Ele duvida da interpretação gnóstica e maniqueia da fé cristã; mas é incapaz de ir além: a própria espiritualidade do catolicismo lhe escapa.
O que é esse Deus, de quem fala Santo Ambrósio, de quem nossa alma é, por sua natureza espiritual, à imagem, desse Deus, isto é, desse Altíssimo e Muito Próximo, Muito Misterioso e Muito Presente, que está em toda parte sem estar em lugar nenhum, visto que nada tem em comum com a forma corpórea? O que é esse Deus? O que é essa alma? Agostinho sente tragicamente sua impotência para ultrapassar o horizonte turvo de suas pálpebras.

### DESAFIO 1
Pode transcrever o texto sobre Agostinho, tudo desde "Ele duvida da" até "de suas pálpebras.", sem mudar nada?
O texto acima e as linhas que vêm a seguir são materiais independentes entre si.

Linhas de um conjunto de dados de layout
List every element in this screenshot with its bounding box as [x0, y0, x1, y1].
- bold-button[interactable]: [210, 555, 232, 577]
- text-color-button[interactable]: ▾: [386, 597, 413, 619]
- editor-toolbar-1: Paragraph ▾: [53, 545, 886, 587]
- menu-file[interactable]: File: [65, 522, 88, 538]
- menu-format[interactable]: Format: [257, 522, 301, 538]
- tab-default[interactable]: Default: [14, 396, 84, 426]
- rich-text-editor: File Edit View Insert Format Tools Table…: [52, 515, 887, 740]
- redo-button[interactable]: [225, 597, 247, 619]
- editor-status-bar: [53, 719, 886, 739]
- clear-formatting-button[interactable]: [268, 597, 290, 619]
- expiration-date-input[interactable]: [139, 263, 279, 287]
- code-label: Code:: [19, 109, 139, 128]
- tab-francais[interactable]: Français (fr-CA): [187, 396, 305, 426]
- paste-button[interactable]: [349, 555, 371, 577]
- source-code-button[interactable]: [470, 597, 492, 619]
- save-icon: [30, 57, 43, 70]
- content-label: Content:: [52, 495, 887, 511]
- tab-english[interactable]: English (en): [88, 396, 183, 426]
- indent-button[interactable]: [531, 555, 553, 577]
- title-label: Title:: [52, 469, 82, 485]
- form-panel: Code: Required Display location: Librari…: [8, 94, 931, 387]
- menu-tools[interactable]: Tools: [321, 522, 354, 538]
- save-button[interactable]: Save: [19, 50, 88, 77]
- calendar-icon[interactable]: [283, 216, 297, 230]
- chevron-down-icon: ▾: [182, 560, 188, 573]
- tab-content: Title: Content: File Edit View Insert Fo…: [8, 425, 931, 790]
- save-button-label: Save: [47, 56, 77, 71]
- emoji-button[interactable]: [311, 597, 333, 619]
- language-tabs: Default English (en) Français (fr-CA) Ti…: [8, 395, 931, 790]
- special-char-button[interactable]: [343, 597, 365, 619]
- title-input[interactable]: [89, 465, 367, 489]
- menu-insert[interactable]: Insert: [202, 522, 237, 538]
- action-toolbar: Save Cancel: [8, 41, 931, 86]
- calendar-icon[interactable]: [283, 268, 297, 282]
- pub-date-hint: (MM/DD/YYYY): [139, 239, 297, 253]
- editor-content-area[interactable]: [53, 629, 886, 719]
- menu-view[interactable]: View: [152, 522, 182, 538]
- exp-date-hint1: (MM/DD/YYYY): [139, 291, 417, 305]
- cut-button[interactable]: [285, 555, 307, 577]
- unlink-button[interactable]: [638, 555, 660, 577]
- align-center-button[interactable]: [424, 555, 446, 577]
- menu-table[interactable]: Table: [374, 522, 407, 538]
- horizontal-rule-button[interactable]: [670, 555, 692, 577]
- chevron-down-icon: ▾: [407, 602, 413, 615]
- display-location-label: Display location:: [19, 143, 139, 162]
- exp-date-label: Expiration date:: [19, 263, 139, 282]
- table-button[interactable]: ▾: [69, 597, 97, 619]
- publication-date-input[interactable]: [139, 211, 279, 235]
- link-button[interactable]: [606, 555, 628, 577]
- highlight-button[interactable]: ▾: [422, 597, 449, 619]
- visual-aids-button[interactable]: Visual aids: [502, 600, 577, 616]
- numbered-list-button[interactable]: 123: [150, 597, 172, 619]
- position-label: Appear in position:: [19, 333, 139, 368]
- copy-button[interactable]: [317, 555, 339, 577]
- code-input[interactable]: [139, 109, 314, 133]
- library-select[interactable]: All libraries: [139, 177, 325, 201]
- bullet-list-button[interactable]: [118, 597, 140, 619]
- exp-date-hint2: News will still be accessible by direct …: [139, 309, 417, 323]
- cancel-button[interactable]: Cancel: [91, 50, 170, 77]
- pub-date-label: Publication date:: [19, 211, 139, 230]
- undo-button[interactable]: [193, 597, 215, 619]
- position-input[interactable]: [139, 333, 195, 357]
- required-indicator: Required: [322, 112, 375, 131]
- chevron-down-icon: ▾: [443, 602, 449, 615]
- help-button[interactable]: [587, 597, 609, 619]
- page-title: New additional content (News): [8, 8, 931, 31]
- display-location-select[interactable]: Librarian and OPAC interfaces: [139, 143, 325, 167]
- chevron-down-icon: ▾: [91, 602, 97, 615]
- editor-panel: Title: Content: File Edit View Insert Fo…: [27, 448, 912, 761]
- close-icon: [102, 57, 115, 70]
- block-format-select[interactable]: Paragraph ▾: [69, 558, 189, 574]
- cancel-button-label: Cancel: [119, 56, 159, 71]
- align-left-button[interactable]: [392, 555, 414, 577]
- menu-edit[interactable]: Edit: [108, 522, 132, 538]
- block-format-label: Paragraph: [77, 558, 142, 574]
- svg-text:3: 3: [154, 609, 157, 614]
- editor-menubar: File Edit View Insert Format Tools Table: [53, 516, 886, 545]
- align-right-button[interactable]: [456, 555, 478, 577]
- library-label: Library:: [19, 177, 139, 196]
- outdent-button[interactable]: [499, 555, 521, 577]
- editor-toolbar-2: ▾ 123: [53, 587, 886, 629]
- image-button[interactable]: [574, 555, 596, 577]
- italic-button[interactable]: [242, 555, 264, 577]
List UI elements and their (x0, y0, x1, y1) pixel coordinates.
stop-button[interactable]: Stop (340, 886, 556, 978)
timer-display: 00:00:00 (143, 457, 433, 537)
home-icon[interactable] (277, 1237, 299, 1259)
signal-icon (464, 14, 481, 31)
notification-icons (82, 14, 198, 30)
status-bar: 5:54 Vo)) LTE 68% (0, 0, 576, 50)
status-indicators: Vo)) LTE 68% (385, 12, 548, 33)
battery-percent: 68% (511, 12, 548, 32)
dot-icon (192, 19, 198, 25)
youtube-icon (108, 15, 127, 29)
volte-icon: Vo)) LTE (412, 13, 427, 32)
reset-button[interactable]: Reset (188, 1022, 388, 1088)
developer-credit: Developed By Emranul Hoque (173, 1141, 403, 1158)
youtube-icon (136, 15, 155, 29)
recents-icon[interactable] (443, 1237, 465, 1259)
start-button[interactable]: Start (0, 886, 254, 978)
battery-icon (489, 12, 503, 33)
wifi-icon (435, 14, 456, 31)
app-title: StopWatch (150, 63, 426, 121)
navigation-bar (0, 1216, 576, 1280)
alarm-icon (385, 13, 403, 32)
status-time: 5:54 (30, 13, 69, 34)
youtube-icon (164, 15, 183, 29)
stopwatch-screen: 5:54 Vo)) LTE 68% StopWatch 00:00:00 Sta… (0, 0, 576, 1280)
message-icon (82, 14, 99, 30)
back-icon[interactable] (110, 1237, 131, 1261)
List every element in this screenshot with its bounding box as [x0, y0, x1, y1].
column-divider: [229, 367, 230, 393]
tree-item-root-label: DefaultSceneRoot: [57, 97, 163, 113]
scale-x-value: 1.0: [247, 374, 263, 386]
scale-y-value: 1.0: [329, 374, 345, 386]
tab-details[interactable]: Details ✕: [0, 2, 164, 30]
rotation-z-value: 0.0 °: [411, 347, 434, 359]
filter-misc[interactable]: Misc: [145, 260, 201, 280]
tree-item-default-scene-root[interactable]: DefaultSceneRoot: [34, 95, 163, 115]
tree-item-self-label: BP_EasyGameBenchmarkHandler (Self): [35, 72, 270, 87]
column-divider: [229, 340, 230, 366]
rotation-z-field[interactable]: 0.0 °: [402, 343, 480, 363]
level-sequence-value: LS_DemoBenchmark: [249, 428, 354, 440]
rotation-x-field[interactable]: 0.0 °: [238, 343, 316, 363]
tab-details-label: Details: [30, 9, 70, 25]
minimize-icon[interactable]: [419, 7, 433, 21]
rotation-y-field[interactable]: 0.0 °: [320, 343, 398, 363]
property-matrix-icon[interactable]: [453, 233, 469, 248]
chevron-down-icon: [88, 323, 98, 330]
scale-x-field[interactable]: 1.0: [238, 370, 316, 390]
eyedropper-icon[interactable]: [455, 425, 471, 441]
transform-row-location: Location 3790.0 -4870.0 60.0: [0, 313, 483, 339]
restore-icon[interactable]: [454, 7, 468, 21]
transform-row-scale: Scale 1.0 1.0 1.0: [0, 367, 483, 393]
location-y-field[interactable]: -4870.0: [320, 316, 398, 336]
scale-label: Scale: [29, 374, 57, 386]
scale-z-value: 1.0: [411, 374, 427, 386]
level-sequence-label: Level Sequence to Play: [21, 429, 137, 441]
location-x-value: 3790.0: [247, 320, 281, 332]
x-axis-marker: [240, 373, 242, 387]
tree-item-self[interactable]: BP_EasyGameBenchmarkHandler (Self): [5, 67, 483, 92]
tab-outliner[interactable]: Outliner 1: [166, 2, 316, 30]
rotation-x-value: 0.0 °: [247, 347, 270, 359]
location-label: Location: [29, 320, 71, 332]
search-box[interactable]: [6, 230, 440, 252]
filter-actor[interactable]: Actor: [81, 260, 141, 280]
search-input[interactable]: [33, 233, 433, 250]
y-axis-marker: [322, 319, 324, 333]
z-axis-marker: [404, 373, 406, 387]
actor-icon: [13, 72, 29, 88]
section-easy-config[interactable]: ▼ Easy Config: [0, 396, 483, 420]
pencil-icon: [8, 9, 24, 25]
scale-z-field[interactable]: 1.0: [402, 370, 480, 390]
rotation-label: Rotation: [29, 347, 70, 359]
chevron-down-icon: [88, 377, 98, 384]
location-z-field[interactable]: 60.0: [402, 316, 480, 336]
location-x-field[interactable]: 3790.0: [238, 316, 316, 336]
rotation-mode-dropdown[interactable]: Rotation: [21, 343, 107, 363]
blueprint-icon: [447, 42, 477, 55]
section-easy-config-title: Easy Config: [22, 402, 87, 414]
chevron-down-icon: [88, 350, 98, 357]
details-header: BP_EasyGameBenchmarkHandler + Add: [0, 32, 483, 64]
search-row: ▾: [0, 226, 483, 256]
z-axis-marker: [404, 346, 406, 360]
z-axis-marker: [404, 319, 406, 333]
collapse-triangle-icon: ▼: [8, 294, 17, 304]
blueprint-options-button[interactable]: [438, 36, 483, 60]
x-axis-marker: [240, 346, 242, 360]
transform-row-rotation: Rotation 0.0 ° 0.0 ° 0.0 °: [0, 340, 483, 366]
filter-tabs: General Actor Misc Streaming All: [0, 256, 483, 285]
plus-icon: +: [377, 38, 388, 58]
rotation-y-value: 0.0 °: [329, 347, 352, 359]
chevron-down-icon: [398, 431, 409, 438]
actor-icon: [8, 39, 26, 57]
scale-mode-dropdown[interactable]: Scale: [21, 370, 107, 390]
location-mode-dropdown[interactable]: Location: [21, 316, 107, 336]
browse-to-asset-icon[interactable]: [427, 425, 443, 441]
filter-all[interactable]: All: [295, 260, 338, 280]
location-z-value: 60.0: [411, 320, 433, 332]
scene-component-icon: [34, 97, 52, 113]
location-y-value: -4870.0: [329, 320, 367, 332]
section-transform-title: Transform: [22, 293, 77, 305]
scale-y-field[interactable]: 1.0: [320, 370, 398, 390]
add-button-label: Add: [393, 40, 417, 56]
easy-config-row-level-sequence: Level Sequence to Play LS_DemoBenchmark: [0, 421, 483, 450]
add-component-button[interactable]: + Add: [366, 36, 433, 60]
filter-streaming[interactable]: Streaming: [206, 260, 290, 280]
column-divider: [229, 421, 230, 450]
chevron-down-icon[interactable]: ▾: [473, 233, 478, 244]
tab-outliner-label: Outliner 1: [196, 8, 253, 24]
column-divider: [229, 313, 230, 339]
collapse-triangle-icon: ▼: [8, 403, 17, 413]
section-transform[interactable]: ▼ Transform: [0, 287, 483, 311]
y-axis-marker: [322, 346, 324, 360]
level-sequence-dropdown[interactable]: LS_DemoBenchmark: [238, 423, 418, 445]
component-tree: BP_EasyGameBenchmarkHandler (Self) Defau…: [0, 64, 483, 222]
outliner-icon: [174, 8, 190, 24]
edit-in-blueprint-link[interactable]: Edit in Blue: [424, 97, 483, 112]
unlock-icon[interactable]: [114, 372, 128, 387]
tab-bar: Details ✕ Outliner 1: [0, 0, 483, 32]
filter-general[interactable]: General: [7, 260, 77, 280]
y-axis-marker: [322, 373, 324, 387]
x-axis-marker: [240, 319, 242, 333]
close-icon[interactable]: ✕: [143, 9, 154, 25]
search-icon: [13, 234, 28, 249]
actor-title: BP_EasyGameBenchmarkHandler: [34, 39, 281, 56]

### DESAFIO 2
Pode reescrever tudo desde o início das linhas do conjunto de dados até a linha que contém "- rich-text-editor: File", inclusive, trocando "interactable" por "clickable" e mantendo o resto igual?

### RESPOSTA DA TAREFA 1
Ele duvida da interpretação gnóstica e maniqueia da fé cristã; mas é incapaz de ir além: a própria espiritualidade do catolicismo lhe escapa.
O que é esse Deus, de quem fala Santo Ambrósio, de quem nossa alma é, por sua natureza espiritual, à imagem, desse Deus, isto é, desse Altíssimo e Muito Próximo, Muito Misterioso e Muito Presente, que está em toda parte sem estar em lugar nenhum, visto que nada tem em comum com a forma corpórea? O que é esse Deus? O que é essa alma? Agostinho sente tragicamente sua impotência para ultrapassar o horizonte turvo de suas pálpebras.

### RESPOSTA DA TAREFA 2
List every element in this screenshot with its bounding box as [x0, y0, x1, y1].
- bold-button[clickable]: [210, 555, 232, 577]
- text-color-button[clickable]: ▾: [386, 597, 413, 619]
- editor-toolbar-1: Paragraph ▾: [53, 545, 886, 587]
- menu-file[clickable]: File: [65, 522, 88, 538]
- menu-format[clickable]: Format: [257, 522, 301, 538]
- tab-default[clickable]: Default: [14, 396, 84, 426]
- rich-text-editor: File Edit View Insert Format Tools Table…: [52, 515, 887, 740]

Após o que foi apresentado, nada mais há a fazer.